• _STATED GOAL_: Of the lines in these entries, how many contain the string "Vertical"? Give the number and nothing else.

[Records]
^^^^

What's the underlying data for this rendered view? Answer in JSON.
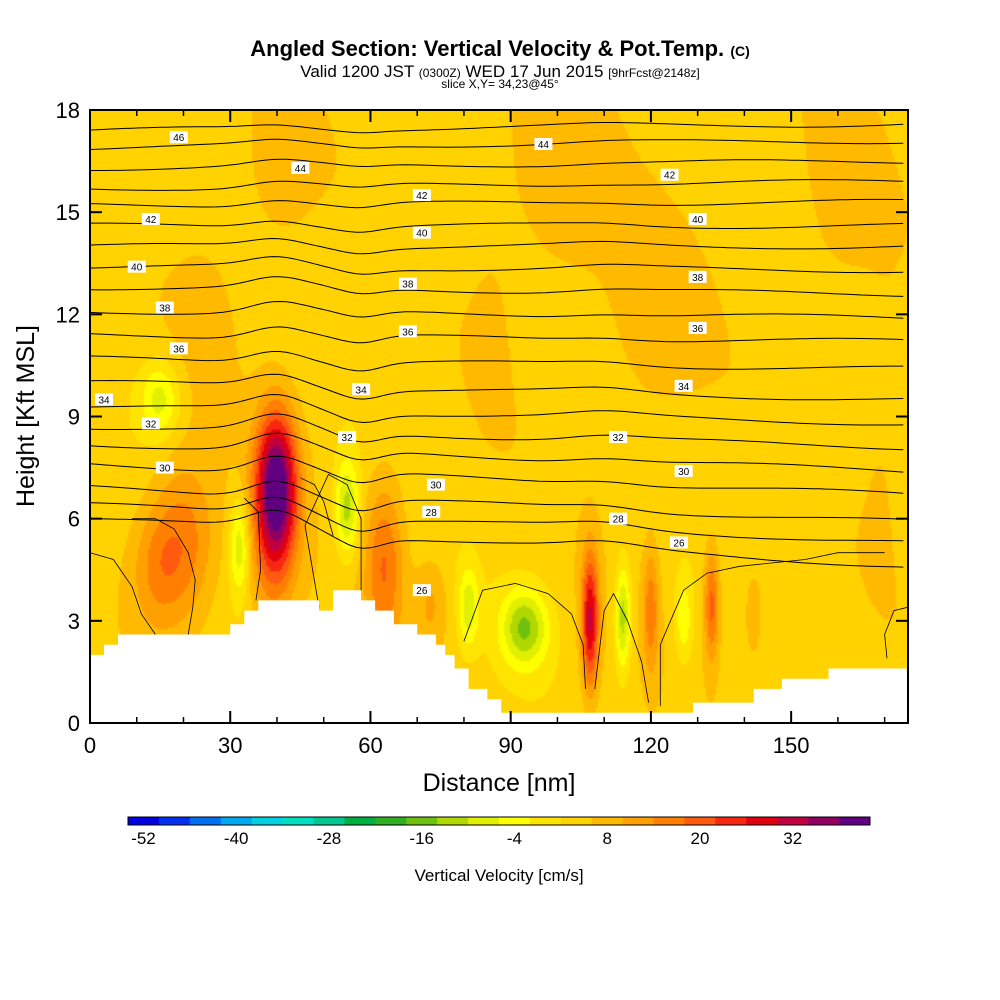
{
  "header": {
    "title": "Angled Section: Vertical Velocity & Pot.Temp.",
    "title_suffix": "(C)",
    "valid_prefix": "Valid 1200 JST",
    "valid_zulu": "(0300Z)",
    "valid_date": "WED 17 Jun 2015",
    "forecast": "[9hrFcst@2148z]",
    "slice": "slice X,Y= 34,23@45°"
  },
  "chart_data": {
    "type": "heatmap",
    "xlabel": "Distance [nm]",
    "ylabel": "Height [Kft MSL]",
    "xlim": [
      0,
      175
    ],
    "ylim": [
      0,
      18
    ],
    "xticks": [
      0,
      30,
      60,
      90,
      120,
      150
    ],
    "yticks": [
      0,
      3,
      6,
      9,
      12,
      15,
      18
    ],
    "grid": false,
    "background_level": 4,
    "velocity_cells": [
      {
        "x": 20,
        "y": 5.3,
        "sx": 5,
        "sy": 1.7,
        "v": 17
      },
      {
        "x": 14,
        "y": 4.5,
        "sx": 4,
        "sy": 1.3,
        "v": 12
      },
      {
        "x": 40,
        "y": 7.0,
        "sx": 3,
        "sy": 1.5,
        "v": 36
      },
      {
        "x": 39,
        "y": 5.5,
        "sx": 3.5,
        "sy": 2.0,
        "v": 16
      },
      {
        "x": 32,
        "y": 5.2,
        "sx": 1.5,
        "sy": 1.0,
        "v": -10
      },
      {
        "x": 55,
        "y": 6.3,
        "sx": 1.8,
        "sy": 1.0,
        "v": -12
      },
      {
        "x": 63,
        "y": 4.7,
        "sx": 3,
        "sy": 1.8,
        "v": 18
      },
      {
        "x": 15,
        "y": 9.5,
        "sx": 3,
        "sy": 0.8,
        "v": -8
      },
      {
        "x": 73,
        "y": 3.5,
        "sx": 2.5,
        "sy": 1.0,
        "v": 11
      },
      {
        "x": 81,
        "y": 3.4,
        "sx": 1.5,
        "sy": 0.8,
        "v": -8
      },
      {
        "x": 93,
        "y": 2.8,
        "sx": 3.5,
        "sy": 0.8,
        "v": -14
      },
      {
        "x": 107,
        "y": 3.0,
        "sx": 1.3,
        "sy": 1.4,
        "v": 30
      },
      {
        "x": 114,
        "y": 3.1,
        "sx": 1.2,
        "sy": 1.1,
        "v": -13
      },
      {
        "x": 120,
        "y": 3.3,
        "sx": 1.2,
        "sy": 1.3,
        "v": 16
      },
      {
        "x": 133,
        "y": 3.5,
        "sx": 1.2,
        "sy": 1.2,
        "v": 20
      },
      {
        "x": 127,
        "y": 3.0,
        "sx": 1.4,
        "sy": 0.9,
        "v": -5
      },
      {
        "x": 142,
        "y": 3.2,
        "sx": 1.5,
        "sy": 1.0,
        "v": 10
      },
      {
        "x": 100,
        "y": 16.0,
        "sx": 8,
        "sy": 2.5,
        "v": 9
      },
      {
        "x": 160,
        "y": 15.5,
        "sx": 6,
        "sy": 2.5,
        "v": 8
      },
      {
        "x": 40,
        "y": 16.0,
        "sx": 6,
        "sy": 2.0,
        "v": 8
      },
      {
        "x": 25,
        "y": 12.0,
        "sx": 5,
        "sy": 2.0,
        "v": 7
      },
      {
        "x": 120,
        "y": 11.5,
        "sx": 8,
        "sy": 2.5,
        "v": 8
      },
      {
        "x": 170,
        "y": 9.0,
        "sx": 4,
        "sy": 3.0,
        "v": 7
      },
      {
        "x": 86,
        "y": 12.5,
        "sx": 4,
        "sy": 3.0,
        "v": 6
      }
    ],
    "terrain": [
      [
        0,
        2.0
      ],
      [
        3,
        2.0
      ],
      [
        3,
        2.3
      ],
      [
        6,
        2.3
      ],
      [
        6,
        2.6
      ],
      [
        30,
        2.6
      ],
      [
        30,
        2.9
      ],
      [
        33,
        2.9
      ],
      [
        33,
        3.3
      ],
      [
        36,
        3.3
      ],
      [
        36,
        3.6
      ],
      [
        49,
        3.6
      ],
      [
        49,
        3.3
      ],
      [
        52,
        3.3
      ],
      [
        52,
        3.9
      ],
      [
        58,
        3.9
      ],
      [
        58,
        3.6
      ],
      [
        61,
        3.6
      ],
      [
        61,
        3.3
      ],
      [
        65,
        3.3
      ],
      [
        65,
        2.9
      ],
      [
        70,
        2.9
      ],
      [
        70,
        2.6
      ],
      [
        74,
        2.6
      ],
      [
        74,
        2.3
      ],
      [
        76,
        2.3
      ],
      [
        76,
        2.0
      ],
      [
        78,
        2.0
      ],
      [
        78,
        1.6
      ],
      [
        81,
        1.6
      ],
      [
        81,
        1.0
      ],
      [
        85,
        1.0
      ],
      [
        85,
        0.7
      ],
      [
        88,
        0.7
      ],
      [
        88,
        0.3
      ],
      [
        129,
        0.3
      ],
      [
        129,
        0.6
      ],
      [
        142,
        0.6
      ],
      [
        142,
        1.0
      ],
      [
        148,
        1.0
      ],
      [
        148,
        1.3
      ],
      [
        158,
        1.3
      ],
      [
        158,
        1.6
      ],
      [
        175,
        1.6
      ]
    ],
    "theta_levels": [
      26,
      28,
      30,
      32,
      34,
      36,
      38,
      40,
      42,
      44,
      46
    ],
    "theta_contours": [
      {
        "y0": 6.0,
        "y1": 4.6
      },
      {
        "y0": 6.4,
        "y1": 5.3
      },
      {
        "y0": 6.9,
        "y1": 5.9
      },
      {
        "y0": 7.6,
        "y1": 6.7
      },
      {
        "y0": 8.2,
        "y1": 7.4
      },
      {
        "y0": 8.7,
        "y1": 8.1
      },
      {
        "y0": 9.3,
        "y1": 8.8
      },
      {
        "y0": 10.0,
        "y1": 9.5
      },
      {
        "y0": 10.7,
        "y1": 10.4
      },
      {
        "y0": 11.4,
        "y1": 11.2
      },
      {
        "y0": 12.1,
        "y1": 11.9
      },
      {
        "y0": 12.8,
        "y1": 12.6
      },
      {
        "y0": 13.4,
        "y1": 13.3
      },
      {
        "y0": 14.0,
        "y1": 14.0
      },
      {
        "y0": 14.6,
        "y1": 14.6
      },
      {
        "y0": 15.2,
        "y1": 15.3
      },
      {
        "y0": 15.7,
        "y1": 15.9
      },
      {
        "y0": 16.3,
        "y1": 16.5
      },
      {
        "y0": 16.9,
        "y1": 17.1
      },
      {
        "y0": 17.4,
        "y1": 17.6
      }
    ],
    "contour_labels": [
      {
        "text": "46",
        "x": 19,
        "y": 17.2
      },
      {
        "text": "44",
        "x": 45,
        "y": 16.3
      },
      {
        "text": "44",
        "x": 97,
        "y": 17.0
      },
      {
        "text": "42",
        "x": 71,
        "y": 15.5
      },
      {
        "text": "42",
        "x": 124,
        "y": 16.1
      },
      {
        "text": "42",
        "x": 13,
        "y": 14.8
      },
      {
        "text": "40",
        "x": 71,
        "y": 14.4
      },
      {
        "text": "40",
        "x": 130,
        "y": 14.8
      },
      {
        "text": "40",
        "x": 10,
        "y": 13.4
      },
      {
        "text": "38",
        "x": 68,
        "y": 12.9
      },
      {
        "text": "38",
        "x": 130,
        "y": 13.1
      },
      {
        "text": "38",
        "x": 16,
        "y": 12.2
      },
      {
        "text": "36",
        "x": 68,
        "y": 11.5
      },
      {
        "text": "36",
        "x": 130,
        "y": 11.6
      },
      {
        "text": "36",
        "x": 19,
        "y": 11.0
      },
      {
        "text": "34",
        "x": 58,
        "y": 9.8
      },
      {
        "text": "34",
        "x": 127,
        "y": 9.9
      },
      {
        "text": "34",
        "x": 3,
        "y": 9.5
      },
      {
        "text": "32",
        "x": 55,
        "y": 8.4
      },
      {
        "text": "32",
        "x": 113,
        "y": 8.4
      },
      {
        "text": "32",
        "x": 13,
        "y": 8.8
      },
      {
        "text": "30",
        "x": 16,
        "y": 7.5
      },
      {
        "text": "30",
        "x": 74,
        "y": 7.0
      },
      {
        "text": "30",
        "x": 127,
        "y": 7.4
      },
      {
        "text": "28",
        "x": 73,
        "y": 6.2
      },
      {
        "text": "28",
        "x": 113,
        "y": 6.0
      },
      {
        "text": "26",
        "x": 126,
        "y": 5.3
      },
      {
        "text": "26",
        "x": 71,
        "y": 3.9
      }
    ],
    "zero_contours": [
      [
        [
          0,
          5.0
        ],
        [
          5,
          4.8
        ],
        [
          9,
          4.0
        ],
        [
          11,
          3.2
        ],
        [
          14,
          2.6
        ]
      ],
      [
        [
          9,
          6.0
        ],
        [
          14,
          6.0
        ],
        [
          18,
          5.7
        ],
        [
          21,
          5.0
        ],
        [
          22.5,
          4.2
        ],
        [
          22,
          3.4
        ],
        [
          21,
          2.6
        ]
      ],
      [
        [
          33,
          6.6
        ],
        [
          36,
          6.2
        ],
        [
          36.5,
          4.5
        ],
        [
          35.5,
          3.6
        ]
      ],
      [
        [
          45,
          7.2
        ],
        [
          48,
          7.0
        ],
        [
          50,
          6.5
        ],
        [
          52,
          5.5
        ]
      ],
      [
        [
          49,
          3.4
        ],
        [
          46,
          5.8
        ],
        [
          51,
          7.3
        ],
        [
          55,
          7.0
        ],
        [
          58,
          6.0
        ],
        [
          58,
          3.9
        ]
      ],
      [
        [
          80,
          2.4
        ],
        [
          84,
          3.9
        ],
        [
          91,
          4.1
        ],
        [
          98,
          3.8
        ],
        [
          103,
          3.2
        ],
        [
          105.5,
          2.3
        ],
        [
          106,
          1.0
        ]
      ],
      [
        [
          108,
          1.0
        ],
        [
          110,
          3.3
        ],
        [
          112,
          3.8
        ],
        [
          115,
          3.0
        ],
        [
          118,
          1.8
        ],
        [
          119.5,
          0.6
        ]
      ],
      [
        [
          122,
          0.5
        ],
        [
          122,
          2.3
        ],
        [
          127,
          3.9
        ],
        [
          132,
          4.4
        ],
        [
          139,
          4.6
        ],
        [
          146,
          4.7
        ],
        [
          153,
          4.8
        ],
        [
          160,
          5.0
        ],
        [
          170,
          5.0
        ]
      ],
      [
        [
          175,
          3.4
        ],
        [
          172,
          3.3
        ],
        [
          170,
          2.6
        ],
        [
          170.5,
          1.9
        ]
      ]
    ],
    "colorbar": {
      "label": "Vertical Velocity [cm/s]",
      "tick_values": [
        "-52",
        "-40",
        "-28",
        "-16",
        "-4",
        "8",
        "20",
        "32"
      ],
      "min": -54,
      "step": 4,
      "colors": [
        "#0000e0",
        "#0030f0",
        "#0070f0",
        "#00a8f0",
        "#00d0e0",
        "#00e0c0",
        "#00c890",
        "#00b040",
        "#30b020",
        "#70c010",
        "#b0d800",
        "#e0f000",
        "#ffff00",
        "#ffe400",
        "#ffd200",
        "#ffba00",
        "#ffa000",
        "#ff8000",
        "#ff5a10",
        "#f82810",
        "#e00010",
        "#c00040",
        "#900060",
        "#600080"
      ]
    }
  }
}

^^^^

• _EXPECTED ANSWER_: 2